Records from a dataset
****

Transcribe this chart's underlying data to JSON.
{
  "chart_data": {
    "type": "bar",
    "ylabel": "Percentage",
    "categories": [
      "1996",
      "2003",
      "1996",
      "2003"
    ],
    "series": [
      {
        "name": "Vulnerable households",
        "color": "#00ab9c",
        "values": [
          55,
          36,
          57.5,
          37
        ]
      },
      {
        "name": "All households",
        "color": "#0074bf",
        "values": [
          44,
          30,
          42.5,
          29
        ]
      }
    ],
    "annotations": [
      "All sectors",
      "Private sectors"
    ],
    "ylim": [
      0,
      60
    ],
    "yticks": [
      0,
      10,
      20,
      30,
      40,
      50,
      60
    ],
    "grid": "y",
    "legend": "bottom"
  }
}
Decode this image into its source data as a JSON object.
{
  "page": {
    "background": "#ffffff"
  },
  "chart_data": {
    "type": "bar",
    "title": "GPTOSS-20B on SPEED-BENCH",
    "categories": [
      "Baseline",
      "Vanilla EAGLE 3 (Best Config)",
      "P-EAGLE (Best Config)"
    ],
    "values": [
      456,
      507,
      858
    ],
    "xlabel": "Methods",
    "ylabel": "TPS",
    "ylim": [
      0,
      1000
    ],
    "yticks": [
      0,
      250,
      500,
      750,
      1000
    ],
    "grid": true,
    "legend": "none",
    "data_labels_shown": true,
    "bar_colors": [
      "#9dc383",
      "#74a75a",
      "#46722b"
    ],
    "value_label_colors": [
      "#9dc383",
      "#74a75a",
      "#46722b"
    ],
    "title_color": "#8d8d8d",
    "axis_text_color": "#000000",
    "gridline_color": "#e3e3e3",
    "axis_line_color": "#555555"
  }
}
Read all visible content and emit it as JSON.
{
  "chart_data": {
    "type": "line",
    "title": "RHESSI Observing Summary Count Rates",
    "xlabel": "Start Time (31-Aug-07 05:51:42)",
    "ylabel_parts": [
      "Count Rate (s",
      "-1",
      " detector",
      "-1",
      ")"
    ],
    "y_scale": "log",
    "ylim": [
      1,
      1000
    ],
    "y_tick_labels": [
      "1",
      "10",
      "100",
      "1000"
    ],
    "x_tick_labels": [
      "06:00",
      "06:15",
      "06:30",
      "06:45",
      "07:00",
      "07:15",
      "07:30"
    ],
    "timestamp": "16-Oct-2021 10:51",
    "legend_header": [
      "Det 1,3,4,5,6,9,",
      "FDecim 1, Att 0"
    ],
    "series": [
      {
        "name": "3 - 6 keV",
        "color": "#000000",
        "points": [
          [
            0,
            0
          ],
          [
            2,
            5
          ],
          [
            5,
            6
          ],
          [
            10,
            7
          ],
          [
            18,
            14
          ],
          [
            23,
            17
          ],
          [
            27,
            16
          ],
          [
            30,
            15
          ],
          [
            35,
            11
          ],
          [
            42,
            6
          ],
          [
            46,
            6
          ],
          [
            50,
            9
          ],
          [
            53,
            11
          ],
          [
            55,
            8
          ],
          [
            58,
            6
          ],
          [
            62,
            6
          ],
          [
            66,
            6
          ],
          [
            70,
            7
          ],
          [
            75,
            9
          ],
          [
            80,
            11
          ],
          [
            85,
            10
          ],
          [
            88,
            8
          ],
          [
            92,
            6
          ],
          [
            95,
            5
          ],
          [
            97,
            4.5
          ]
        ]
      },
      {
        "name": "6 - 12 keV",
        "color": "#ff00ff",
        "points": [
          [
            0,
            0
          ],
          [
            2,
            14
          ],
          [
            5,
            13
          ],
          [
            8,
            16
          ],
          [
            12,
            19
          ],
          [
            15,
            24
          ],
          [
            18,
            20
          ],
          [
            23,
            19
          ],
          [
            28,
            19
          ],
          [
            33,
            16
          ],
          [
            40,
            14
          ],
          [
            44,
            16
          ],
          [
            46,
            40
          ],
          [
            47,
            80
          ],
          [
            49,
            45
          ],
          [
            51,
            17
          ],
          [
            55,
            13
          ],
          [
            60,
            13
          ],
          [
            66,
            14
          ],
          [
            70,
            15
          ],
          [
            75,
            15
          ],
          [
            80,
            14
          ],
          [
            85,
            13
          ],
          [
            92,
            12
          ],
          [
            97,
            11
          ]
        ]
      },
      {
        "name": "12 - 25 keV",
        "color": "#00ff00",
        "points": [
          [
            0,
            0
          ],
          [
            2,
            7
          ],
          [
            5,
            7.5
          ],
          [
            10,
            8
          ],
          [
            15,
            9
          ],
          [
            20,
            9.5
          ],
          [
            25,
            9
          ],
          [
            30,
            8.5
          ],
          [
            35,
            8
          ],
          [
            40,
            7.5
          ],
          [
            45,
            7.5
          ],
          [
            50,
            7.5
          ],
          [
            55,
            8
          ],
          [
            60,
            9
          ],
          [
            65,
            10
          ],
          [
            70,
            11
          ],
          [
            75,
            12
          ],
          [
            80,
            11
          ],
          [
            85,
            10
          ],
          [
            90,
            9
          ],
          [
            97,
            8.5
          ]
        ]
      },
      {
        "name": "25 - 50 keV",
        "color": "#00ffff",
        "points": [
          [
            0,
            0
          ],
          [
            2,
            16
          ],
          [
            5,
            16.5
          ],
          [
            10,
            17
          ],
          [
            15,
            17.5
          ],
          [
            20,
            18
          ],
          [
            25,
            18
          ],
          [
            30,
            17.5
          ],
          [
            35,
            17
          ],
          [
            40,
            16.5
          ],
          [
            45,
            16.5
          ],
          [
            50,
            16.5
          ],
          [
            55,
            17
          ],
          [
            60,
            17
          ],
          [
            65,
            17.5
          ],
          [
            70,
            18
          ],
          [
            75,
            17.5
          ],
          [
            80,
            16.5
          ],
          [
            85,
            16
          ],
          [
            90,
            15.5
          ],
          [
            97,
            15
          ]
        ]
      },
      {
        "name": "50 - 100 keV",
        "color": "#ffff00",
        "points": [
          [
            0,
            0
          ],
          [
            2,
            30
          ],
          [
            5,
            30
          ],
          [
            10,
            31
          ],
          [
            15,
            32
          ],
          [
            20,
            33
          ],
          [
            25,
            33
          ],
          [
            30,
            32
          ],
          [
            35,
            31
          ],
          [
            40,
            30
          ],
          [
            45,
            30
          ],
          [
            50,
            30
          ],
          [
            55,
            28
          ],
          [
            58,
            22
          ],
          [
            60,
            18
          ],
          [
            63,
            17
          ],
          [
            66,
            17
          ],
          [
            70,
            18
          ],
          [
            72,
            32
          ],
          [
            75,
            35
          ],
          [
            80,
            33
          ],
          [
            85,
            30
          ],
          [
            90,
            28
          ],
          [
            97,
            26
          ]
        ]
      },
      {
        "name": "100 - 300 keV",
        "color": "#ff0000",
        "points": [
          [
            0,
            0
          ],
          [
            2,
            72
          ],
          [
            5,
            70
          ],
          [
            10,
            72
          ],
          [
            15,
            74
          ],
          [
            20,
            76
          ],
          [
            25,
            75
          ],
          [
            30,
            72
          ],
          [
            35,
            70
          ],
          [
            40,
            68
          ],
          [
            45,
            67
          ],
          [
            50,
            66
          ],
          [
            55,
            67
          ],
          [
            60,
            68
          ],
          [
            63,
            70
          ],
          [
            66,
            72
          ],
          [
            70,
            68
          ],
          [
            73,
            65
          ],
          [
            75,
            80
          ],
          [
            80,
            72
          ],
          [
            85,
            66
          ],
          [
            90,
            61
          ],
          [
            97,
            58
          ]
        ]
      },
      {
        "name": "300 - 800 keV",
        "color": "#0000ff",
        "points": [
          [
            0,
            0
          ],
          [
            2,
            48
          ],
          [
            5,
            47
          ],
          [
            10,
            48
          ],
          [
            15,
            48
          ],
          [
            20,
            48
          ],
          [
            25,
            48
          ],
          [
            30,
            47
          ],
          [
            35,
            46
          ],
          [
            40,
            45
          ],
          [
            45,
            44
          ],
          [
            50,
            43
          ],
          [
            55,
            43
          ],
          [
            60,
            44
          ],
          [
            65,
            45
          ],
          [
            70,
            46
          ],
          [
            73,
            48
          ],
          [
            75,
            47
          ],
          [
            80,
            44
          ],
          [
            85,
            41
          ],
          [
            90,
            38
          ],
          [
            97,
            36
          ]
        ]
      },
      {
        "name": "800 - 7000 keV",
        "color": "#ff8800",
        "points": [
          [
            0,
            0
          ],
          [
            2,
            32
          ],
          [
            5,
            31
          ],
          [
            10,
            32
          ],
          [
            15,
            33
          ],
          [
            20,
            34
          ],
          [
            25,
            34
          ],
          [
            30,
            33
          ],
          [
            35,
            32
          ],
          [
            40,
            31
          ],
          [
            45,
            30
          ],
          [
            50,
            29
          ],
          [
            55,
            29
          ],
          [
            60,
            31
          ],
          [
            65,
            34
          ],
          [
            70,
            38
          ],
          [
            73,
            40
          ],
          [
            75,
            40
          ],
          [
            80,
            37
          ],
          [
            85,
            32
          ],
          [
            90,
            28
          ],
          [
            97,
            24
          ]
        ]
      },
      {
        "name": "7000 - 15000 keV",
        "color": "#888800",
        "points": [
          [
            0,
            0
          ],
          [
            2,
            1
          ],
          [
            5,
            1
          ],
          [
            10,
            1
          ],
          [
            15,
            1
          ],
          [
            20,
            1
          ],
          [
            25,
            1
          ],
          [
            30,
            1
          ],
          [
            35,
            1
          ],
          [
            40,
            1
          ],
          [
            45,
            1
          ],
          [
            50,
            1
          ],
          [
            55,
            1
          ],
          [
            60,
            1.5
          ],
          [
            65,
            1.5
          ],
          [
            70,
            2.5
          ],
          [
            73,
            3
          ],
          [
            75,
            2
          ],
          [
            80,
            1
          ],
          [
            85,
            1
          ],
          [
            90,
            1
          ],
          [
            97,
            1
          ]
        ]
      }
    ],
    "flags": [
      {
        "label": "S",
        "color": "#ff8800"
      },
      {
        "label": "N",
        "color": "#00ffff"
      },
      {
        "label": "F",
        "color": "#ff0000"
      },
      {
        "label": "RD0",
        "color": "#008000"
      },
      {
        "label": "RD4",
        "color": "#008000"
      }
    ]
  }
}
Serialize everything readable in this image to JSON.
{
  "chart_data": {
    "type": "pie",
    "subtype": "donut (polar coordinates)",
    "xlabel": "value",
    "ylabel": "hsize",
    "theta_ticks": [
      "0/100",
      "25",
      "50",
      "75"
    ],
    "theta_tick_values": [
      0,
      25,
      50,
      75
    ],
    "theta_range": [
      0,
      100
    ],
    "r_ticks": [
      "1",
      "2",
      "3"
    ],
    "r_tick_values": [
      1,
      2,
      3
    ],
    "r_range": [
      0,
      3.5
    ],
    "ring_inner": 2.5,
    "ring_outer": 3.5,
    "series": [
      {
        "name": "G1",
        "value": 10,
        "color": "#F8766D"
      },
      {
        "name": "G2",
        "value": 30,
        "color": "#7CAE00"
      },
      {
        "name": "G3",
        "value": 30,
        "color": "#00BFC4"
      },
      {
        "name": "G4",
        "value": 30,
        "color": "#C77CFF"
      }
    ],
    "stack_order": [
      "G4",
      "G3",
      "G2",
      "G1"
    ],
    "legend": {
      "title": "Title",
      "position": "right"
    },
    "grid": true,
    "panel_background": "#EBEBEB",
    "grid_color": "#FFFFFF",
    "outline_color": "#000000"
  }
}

****

GOAL ::
Select all lines in the listing above where the word "Best" appears, and show them.

WRITTEN SOLUTION ::
      "Vanilla EAGLE 3 (Best Config)",
      "P-EAGLE (Best Config)"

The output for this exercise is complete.